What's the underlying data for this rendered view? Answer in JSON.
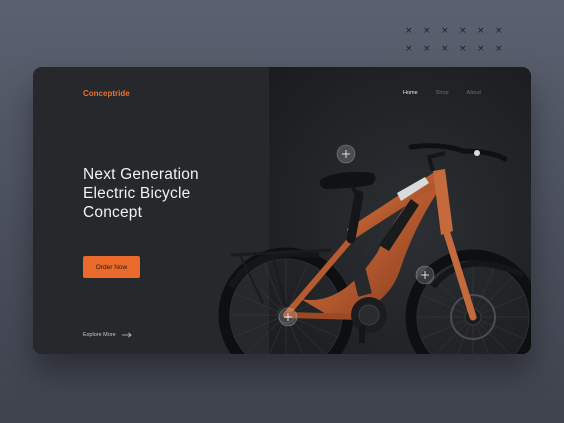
{
  "brand": {
    "name": "Conceptride",
    "accent_color": "#ea6a2c"
  },
  "nav": {
    "items": [
      {
        "label": "Home",
        "active": true
      },
      {
        "label": "Shop",
        "active": false
      },
      {
        "label": "About",
        "active": false
      }
    ]
  },
  "hero": {
    "headline_lines": [
      "Next Generation",
      "Electric Bicycle",
      "Concept"
    ],
    "cta_label": "Order Now",
    "explore_label": "Explore More",
    "explore_icon": "arrow-right-icon"
  },
  "product_image": {
    "icon": "electric-bicycle-image",
    "hotspot_icon": "plus-icon"
  },
  "decoration": {
    "glyph": "×"
  }
}
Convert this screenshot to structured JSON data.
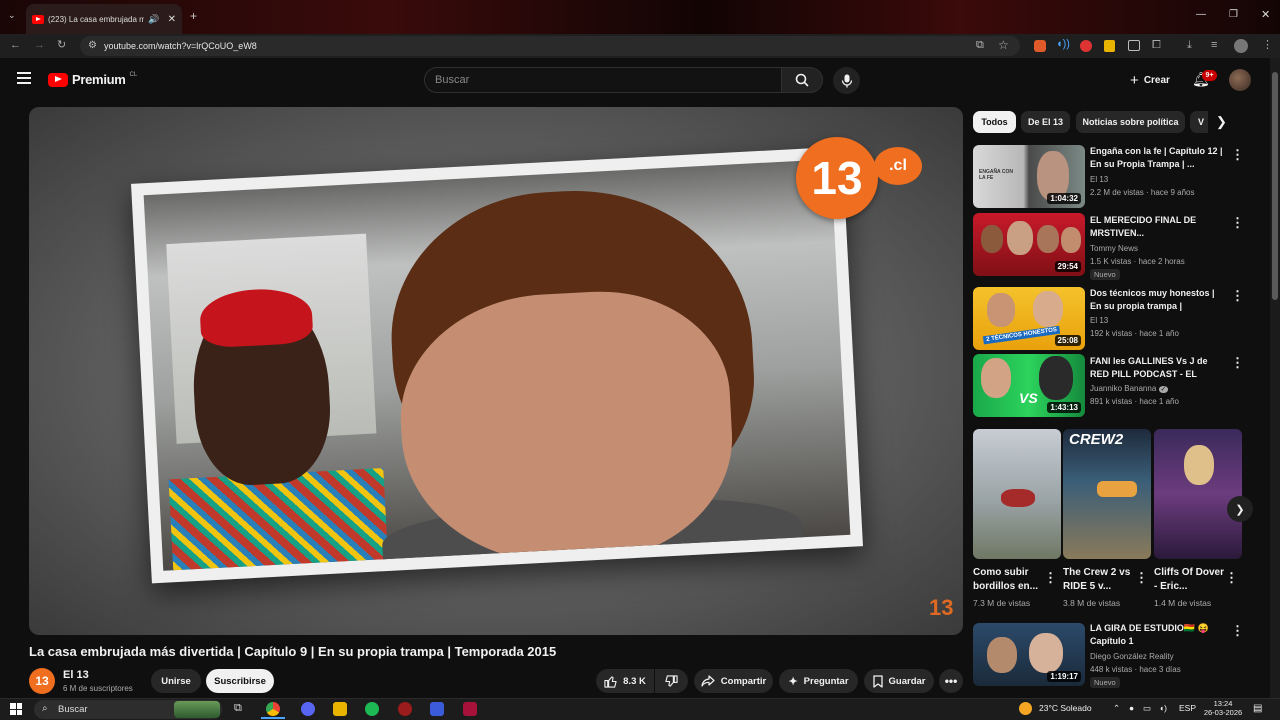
{
  "browser": {
    "tab_title": "(223) La casa embrujada m",
    "url": "youtube.com/watch?v=lrQCoUO_eW8"
  },
  "header": {
    "logo_text": "Premium",
    "country": "CL",
    "search_placeholder": "Buscar",
    "create_label": "Crear",
    "notif_count": "9+"
  },
  "video": {
    "title": "La casa embrujada más divertida | Capítulo 9 | En su propia trampa | Temporada 2015",
    "watermark_13": "13",
    "watermark_cl": ".cl",
    "corner_logo": "13"
  },
  "channel": {
    "avatar_text": "13",
    "name": "El 13",
    "subscribers": "6 M de suscriptores",
    "join_label": "Unirse",
    "subscribe_label": "Suscribirse"
  },
  "actions": {
    "likes": "8.3 K",
    "share": "Compartir",
    "ask": "Preguntar",
    "save": "Guardar"
  },
  "chips": [
    "Todos",
    "De El 13",
    "Noticias sobre política",
    "V"
  ],
  "recommendations": [
    {
      "title": "Engaña con la fe | Capítulo 12 | En su Propia Trampa | ...",
      "channel": "El 13",
      "meta": "2.2 M de vistas · hace 9 años",
      "duration": "1:04:32",
      "thumb_text": "ENGAÑA CON LA FE"
    },
    {
      "title": "EL MERECIDO FINAL DE MRSTIVEN...",
      "channel": "Tommy News",
      "meta": "1.5 K vistas · hace 2 horas",
      "duration": "29:54",
      "badge": "Nuevo"
    },
    {
      "title": "Dos técnicos muy honestos | En su propia trampa | Temporada ...",
      "channel": "El 13",
      "meta": "192 k vistas · hace 1 año",
      "duration": "25:08",
      "thumb_text": "2 TÉCNICOS HONESTOS"
    },
    {
      "title": "FANI les GALLINES Vs J de RED PILL PODCAST - EL GRAN ...",
      "channel": "Juanniko Bananna",
      "meta": "891 k vistas · hace 1 año",
      "duration": "1:43:13",
      "thumb_text": "VS"
    },
    {
      "title": "LA GIRA DE ESTUDIO🇧🇴 😝 Capítulo 1",
      "channel": "Diego González Reality",
      "meta": "448 k vistas · hace 3 días",
      "duration": "1:19:17",
      "badge": "Nuevo"
    }
  ],
  "shorts": [
    {
      "title": "Como subir bordillos en...",
      "views": "7.3 M de vistas"
    },
    {
      "title": "The Crew 2 vs RIDE 5 v...",
      "views": "3.8 M de vistas",
      "thumb_text": "CREW2"
    },
    {
      "title": "Cliffs Of Dover - Eric...",
      "views": "1.4 M de vistas"
    }
  ],
  "taskbar": {
    "search": "Buscar",
    "weather": "23°C  Soleado",
    "lang": "ESP",
    "time": "13:24",
    "date": "26-03-2026"
  }
}
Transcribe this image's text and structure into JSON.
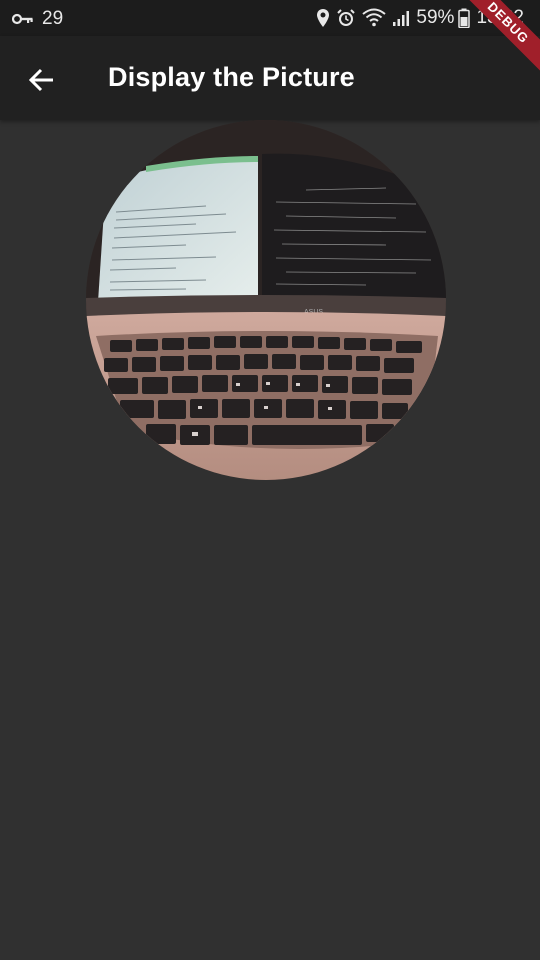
{
  "status_bar": {
    "left_number": "29",
    "battery_percent": "59%",
    "time": "13:32"
  },
  "app_bar": {
    "title": "Display the Picture",
    "back_icon": "arrow-back-icon"
  },
  "debug_banner": "DEBUG",
  "picture": {
    "laptop_brand": "ASUS"
  },
  "colors": {
    "background": "#303030",
    "app_bar": "#212121",
    "status_bar": "#1c1c1c",
    "debug_banner": "#a01f2a"
  }
}
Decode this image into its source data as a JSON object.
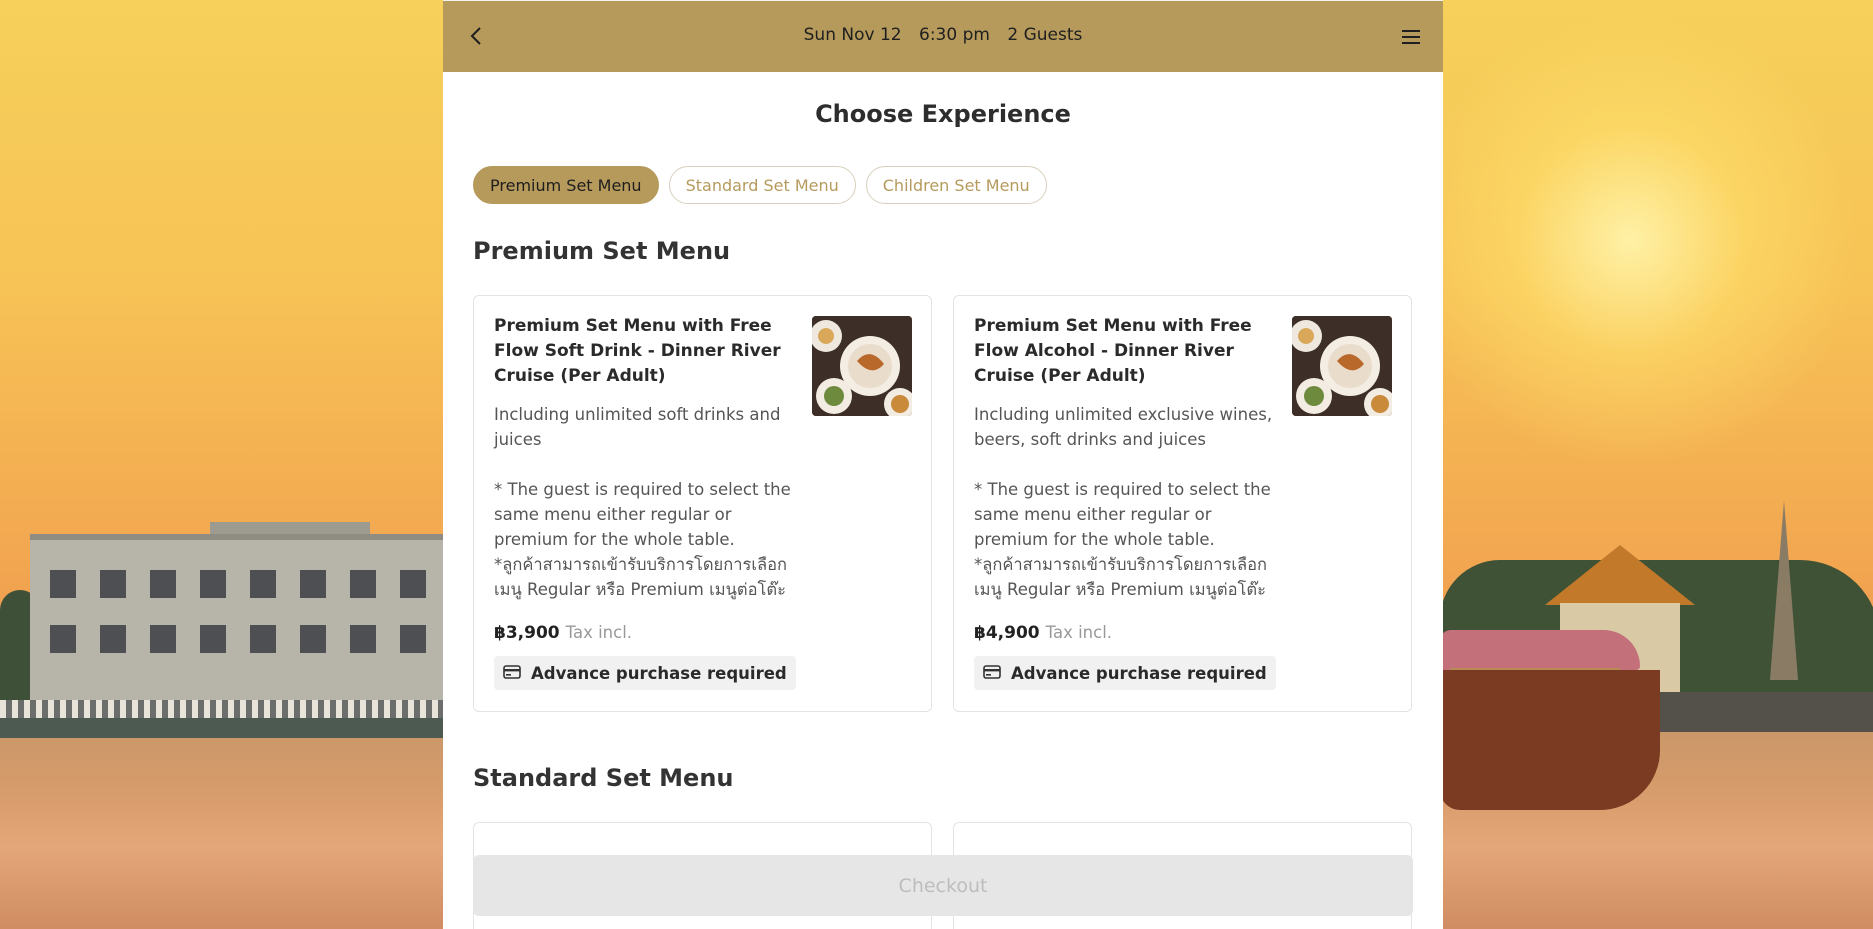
{
  "topbar": {
    "date": "Sun Nov 12",
    "time": "6:30 pm",
    "guests": "2 Guests",
    "back_icon": "chevron-left-icon",
    "menu_icon": "hamburger-menu-icon",
    "color": "#b59a5c"
  },
  "page_title": "Choose Experience",
  "tabs": [
    {
      "label": "Premium Set Menu",
      "active": true
    },
    {
      "label": "Standard Set Menu",
      "active": false
    },
    {
      "label": "Children Set Menu",
      "active": false
    }
  ],
  "sections": [
    {
      "title": "Premium Set Menu",
      "cards": [
        {
          "name": "Premium Set Menu with Free Flow Soft Drink - Dinner River Cruise (Per Adult)",
          "description": "Including unlimited soft drinks and juices\n\n* The guest is required to select the same menu either regular or premium for the whole table.\n*ลูกค้าสามารถเข้ารับบริการโดยการเลือกเมนู Regular หรือ Premium เมนูต่อโต๊ะ",
          "price": "฿3,900",
          "tax_note": "Tax incl.",
          "badge": "Advance purchase required",
          "badge_icon": "credit-card-icon"
        },
        {
          "name": "Premium Set Menu with Free Flow Alcohol - Dinner River Cruise (Per Adult)",
          "description": "Including unlimited exclusive wines, beers, soft drinks and juices\n\n* The guest is required to select the same menu either regular or premium for the whole table.\n*ลูกค้าสามารถเข้ารับบริการโดยการเลือกเมนู Regular หรือ Premium เมนูต่อโต๊ะ",
          "price": "฿4,900",
          "tax_note": "Tax incl.",
          "badge": "Advance purchase required",
          "badge_icon": "credit-card-icon"
        }
      ]
    },
    {
      "title": "Standard Set Menu",
      "cards": []
    }
  ],
  "checkout": {
    "label": "Checkout",
    "disabled": true
  }
}
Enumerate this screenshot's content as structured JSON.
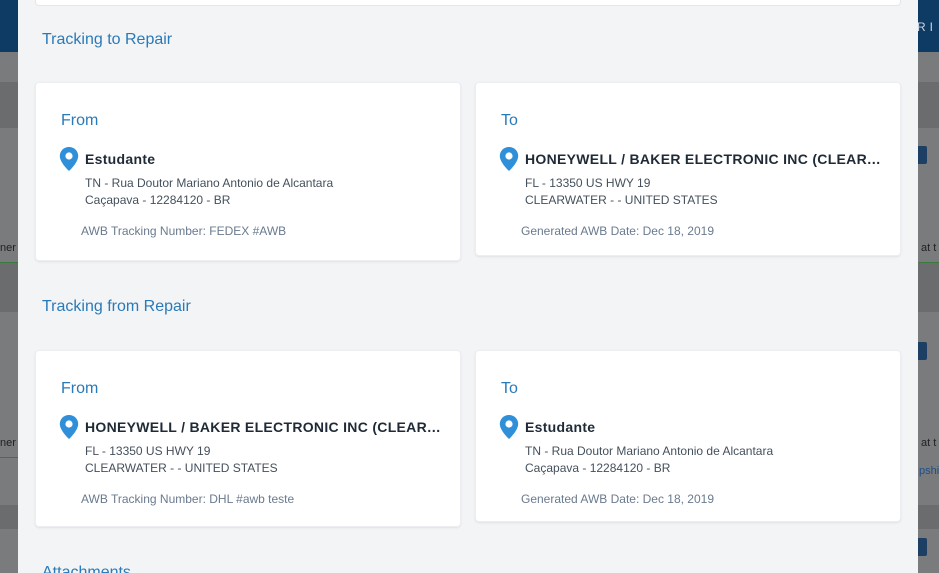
{
  "background": {
    "left_labels": [
      "ner",
      "ner"
    ],
    "right_labels": [
      "at t",
      "at t"
    ],
    "right_link": "pshi",
    "topright_text": "RI"
  },
  "tracking_to_repair": {
    "title": "Tracking to Repair",
    "from": {
      "label": "From",
      "name": "Estudante",
      "address_line1": "TN - Rua Doutor Mariano Antonio de Alcantara",
      "address_line2": "Caçapava - 12284120 - BR",
      "meta": "AWB Tracking Number: FEDEX #AWB"
    },
    "to": {
      "label": "To",
      "name": "HONEYWELL / BAKER ELECTRONIC INC (CLEARWATER)",
      "address_line1": "FL - 13350 US HWY 19",
      "address_line2": "CLEARWATER - - UNITED STATES",
      "meta": "Generated AWB Date: Dec 18, 2019"
    }
  },
  "tracking_from_repair": {
    "title": "Tracking from Repair",
    "from": {
      "label": "From",
      "name": "HONEYWELL / BAKER ELECTRONIC INC (CLEARWATER)",
      "address_line1": "FL - 13350 US HWY 19",
      "address_line2": "CLEARWATER - - UNITED STATES",
      "meta": "AWB Tracking Number: DHL #awb teste"
    },
    "to": {
      "label": "To",
      "name": "Estudante",
      "address_line1": "TN - Rua Doutor Mariano Antonio de Alcantara",
      "address_line2": "Caçapava - 12284120 - BR",
      "meta": "Generated AWB Date: Dec 18, 2019"
    }
  },
  "attachments": {
    "title": "Attachments"
  },
  "colors": {
    "accent": "#2a7ab8",
    "pin": "#2f8fd8",
    "modal_bg": "#f3f4f6"
  },
  "icons": {
    "location": "map-pin-icon"
  }
}
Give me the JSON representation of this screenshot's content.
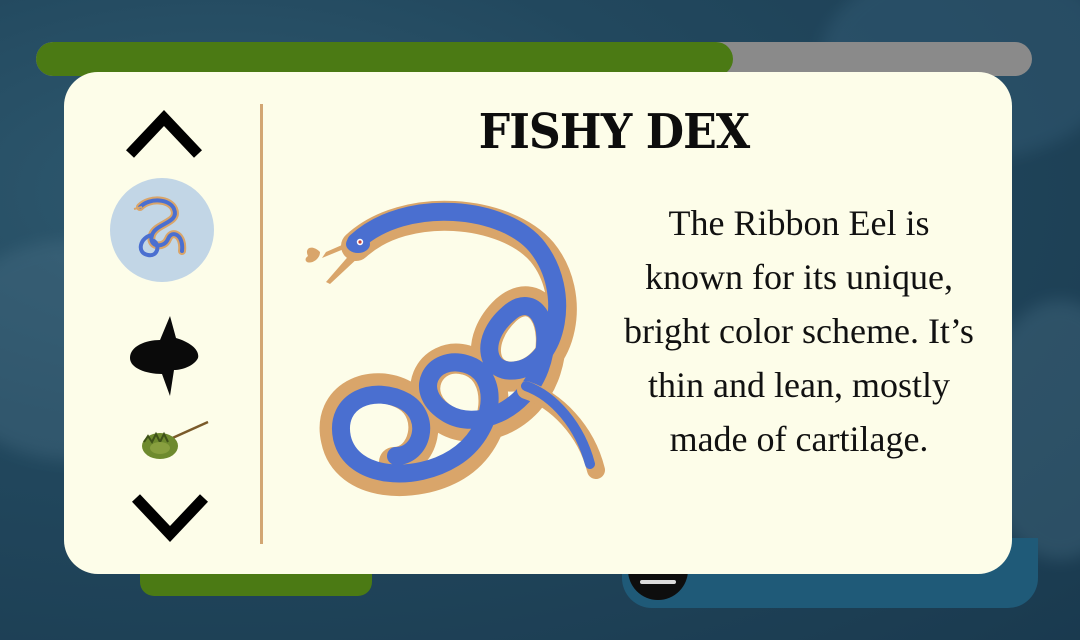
{
  "progress": {
    "fraction": 0.7
  },
  "dex": {
    "title": "FISHY DEX",
    "selected_index": 0,
    "entries": [
      {
        "name": "Ribbon Eel",
        "icon": "ribbon-eel-icon"
      },
      {
        "name": "Sunfish",
        "icon": "sunfish-silhouette-icon"
      },
      {
        "name": "Horseshoe Crab",
        "icon": "horseshoe-crab-icon"
      }
    ],
    "description": "The Ribbon Eel is known for its unique, bright color scheme. It’s thin and lean, mostly made of cartilage."
  },
  "colors": {
    "card_bg": "#fdfde9",
    "progress_fill": "#4b7a14",
    "progress_track": "#8a8a8a",
    "eel_blue": "#4a6fd0",
    "eel_tan": "#d9a56a",
    "selected_bg": "#c2d6e6"
  }
}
......
• WHAT TO PRODUCE:
From the records above, copy every line that holds the word "data".

• RESPONSE BELOW:
What's the underlying data for this rendered view? Answer in JSON.
Convert this screenshot to structured JSON data.
Decode this image into its source data as a JSON object.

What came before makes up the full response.